> **Stated exercise**: Give the count of lines containing the string "合约次之", with no other output.

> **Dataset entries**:

--- Begin ---

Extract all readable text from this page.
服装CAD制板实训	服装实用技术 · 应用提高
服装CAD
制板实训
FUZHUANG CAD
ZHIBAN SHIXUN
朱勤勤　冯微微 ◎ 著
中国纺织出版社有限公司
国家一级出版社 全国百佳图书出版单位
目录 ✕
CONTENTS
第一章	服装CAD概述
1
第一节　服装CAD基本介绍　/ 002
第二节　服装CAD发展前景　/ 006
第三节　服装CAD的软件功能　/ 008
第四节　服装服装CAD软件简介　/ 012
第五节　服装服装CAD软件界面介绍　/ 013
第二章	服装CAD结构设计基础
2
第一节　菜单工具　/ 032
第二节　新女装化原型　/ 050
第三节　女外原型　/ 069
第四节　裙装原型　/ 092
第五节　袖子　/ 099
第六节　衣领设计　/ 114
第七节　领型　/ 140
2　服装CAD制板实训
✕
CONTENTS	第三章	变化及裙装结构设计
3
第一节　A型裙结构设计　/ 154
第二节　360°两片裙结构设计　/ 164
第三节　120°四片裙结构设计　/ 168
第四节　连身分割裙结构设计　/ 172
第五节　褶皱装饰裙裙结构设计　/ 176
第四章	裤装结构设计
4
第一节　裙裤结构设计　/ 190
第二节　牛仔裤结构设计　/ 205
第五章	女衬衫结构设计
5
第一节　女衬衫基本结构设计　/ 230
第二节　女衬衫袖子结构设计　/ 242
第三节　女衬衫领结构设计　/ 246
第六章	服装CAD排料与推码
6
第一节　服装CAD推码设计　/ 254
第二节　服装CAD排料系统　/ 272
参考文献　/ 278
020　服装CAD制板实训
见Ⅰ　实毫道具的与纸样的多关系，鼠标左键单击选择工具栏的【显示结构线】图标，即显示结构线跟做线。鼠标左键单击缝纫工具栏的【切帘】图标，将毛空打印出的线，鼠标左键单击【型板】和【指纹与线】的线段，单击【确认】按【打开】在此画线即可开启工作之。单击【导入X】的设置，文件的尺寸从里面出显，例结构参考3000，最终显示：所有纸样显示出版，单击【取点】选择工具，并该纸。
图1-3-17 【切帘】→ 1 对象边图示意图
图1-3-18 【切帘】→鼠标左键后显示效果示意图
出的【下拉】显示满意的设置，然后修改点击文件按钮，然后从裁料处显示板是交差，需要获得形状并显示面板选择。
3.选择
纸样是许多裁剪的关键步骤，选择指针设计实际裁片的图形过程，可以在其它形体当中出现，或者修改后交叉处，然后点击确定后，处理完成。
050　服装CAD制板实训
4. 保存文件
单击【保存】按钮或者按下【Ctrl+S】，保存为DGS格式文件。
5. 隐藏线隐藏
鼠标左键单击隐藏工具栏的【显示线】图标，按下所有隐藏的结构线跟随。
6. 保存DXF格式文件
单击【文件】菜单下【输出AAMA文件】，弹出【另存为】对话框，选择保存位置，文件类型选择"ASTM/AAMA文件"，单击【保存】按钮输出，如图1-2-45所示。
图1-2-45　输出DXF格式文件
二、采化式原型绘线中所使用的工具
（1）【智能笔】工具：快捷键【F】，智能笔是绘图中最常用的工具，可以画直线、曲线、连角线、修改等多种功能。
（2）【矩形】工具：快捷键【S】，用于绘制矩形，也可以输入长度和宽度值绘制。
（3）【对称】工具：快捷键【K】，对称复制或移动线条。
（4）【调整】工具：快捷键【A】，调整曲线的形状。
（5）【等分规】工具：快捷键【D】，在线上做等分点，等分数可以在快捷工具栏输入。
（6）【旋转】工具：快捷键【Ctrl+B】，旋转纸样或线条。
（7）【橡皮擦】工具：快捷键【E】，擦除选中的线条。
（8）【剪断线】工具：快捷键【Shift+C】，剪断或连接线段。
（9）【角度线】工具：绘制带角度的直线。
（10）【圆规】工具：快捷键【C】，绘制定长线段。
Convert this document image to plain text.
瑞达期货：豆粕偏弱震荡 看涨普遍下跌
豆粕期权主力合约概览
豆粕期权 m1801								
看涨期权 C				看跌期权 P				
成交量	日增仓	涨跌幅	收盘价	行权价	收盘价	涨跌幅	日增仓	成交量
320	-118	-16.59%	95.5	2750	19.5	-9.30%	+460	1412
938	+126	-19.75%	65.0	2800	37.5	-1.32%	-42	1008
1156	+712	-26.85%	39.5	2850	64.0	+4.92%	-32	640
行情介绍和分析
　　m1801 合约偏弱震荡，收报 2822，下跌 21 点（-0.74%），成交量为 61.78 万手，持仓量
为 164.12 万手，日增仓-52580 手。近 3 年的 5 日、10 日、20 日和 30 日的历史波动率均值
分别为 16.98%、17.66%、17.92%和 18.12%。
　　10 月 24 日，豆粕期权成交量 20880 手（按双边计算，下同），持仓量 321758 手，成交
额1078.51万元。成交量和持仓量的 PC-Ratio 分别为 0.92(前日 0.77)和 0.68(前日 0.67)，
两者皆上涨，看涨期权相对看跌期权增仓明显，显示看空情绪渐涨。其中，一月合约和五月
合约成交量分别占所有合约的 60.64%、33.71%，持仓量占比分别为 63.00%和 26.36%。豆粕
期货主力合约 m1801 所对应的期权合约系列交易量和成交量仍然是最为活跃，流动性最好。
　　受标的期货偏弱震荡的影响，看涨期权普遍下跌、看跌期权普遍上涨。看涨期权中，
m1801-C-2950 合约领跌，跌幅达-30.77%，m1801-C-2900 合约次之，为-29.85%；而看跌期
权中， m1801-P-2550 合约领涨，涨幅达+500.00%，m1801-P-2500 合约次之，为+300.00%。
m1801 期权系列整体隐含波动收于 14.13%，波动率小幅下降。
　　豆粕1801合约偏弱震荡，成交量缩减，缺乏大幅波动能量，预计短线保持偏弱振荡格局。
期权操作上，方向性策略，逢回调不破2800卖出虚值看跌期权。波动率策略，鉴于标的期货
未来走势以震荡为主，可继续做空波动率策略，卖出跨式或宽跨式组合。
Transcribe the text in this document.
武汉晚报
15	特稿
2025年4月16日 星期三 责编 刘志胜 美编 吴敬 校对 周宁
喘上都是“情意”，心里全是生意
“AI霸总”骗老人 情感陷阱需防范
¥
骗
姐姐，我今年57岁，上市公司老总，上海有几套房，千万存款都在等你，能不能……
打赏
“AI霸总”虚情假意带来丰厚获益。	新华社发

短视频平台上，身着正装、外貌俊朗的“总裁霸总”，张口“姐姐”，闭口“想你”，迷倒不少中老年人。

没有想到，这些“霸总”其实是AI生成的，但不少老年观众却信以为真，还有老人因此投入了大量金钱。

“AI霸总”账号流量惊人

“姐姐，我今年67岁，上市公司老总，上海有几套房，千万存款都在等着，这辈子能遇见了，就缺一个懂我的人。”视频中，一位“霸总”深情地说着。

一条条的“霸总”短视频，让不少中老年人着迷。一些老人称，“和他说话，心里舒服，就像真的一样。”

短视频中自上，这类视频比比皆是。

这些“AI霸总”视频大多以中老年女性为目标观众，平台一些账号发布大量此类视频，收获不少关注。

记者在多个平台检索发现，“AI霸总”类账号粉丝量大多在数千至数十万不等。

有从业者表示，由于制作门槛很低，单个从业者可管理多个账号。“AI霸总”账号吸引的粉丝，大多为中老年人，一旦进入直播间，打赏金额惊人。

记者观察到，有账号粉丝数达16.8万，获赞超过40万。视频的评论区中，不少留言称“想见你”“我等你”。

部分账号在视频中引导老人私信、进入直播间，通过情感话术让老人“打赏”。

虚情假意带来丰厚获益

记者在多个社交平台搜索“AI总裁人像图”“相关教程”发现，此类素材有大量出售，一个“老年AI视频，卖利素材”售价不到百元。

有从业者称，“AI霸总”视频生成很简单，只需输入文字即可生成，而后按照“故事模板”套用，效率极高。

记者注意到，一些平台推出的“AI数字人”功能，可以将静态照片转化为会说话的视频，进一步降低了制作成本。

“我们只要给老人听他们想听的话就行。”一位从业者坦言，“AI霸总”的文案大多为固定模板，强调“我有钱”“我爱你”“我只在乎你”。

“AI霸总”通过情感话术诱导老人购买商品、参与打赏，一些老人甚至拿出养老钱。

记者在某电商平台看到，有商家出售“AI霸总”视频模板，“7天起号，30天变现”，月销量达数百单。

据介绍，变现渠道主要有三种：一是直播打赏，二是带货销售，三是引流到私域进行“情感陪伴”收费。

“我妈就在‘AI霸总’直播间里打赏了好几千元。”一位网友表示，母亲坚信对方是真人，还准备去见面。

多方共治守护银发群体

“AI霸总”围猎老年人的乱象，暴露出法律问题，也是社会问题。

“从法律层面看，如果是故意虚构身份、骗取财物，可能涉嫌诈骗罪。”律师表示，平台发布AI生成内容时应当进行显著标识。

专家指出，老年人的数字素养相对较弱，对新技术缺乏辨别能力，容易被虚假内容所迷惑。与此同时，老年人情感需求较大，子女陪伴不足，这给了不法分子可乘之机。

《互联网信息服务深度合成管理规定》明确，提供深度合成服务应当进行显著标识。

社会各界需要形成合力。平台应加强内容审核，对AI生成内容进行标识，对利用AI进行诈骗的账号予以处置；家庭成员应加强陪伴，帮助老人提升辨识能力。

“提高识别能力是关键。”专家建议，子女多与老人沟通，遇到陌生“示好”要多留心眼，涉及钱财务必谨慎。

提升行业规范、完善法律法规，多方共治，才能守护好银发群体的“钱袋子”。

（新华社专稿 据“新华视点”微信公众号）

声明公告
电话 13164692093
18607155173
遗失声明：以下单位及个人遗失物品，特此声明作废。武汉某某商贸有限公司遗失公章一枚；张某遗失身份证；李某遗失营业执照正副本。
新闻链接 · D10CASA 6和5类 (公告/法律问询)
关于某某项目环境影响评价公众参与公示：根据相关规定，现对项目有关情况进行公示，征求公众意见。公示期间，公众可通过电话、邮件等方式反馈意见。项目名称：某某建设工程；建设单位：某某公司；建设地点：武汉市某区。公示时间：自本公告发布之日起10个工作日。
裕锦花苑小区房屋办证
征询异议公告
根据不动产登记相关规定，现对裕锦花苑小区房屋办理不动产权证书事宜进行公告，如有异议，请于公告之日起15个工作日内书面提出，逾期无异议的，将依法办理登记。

--- End ---

> **Task result**: 2